Count the lines in the data below that contain the string "axis", treating uppercase and lowercase as different. Reply with the number alone.

------ Supplied information

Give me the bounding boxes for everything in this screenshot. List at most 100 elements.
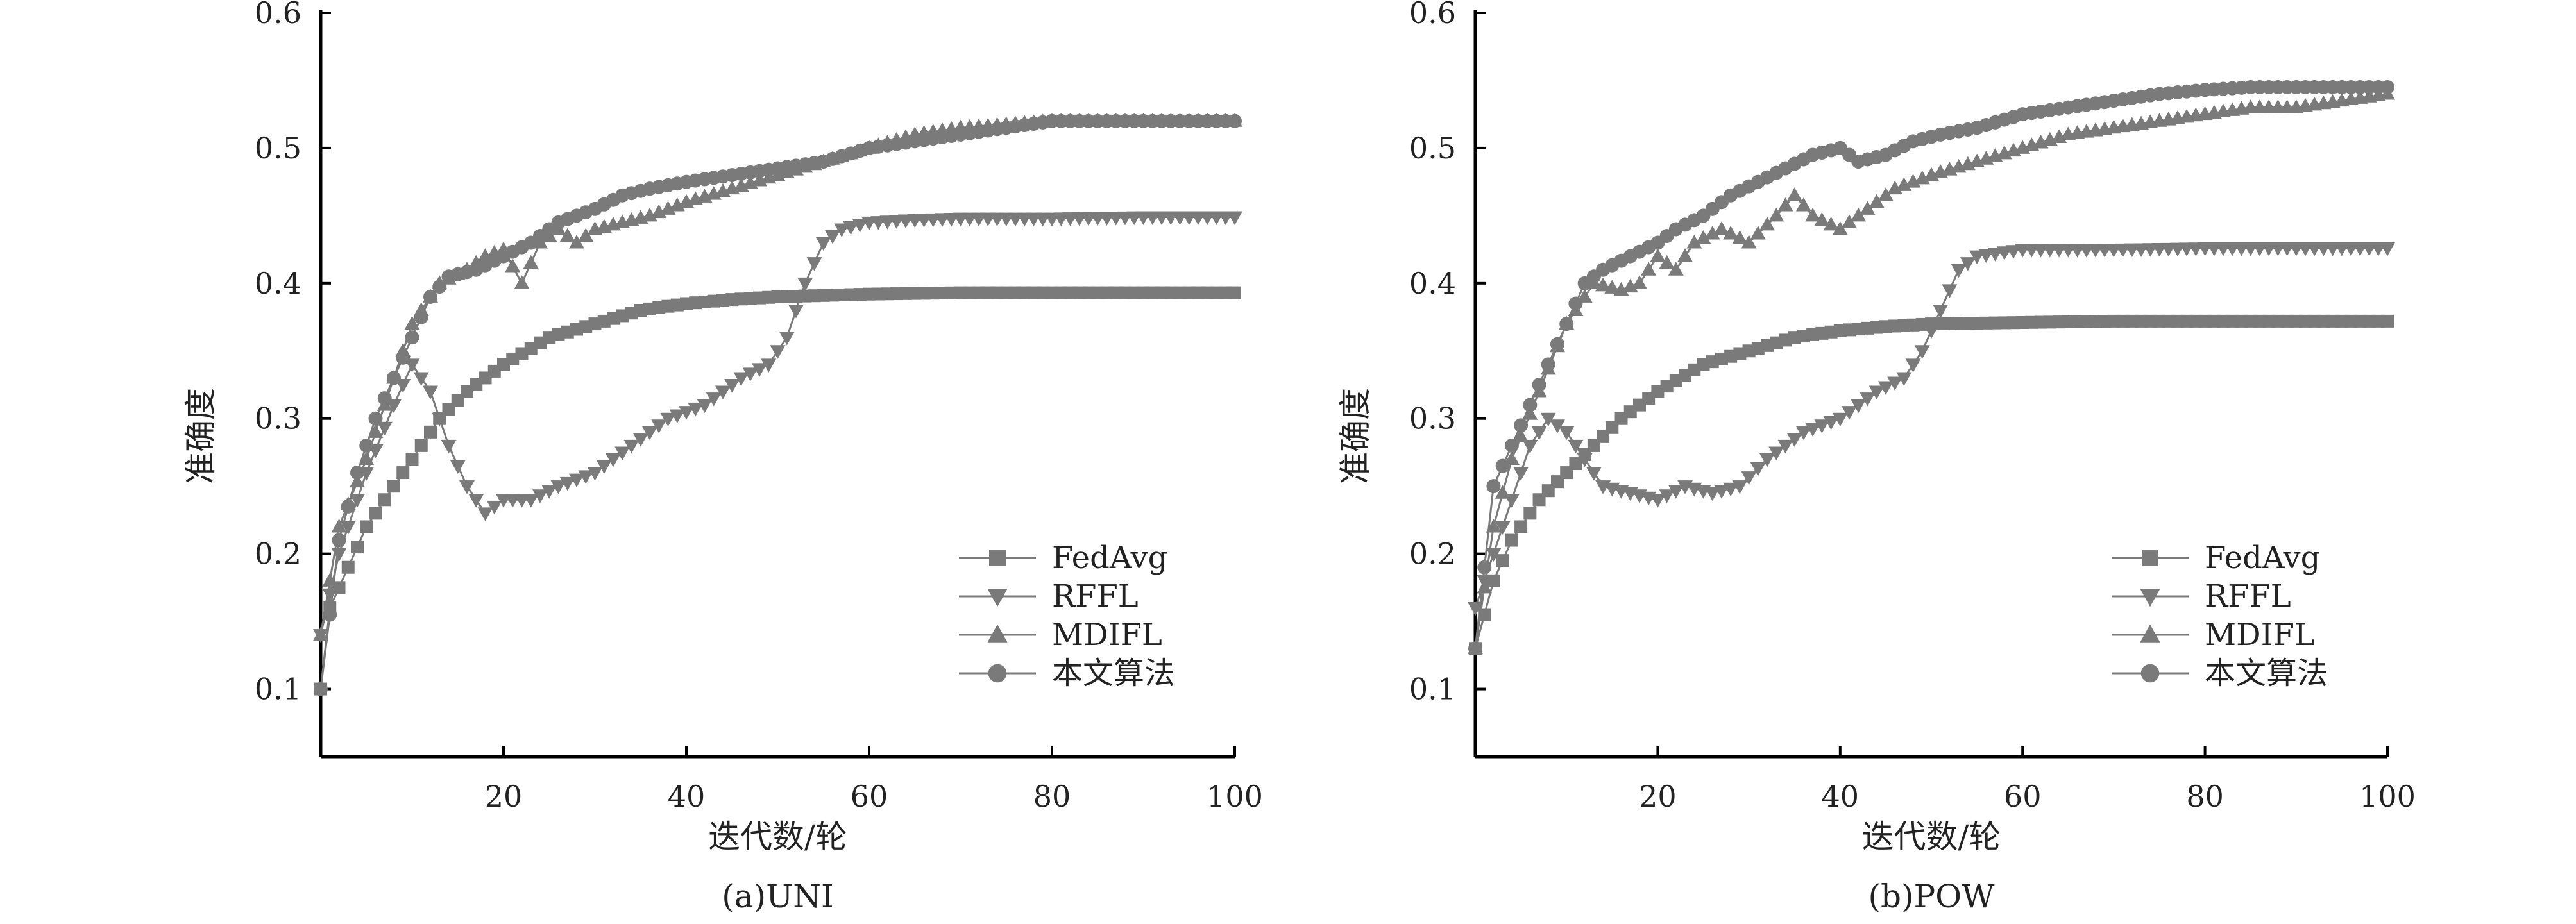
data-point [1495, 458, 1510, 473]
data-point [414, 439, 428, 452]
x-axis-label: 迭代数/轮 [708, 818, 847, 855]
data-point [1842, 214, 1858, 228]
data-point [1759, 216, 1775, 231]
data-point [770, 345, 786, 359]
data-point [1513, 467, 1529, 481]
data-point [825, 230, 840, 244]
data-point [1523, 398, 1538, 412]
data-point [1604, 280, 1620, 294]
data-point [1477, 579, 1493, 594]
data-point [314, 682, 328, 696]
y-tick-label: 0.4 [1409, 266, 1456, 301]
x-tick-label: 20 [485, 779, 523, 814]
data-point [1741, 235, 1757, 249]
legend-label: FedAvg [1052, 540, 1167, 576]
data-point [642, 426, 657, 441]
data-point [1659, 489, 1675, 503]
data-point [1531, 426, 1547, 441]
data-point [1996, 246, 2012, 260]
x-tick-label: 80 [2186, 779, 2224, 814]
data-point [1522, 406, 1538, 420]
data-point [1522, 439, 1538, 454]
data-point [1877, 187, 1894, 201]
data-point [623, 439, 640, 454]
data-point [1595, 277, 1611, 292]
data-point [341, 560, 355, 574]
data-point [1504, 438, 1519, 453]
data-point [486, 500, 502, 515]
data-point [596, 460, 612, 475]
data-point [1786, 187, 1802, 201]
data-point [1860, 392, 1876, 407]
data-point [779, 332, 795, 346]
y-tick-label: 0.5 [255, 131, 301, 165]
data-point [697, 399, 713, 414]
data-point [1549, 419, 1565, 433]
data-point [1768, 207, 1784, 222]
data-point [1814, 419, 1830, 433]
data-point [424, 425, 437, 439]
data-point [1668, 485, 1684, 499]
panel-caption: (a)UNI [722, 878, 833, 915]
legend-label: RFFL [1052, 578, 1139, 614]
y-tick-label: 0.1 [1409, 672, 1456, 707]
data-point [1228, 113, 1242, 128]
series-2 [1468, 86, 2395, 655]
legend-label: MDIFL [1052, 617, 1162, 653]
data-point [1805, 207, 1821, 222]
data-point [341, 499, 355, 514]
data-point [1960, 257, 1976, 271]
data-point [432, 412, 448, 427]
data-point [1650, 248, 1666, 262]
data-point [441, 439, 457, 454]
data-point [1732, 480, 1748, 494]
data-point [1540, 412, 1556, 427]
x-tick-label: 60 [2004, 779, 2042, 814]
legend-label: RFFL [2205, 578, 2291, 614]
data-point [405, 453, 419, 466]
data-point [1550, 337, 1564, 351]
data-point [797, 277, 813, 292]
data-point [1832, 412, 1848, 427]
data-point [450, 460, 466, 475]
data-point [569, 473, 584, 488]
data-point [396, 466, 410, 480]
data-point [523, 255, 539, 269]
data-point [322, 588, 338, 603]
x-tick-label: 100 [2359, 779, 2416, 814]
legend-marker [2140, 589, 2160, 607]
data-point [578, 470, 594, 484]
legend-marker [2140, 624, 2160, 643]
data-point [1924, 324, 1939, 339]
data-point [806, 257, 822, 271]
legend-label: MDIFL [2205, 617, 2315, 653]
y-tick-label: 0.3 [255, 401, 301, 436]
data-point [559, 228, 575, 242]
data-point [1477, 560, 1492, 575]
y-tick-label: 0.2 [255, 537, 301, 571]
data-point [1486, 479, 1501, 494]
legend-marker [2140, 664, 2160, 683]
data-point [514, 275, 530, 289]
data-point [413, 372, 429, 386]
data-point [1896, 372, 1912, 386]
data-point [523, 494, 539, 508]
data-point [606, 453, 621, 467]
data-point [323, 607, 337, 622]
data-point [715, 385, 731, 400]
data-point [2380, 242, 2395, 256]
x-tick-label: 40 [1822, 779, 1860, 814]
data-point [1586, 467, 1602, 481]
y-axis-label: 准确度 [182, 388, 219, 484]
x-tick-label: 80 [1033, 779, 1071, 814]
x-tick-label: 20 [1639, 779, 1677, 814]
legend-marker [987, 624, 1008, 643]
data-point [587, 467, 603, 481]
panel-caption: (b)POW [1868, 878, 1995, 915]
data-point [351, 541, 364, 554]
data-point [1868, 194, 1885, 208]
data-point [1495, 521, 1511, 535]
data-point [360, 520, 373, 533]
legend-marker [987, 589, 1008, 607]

------------

## Finished exercise
2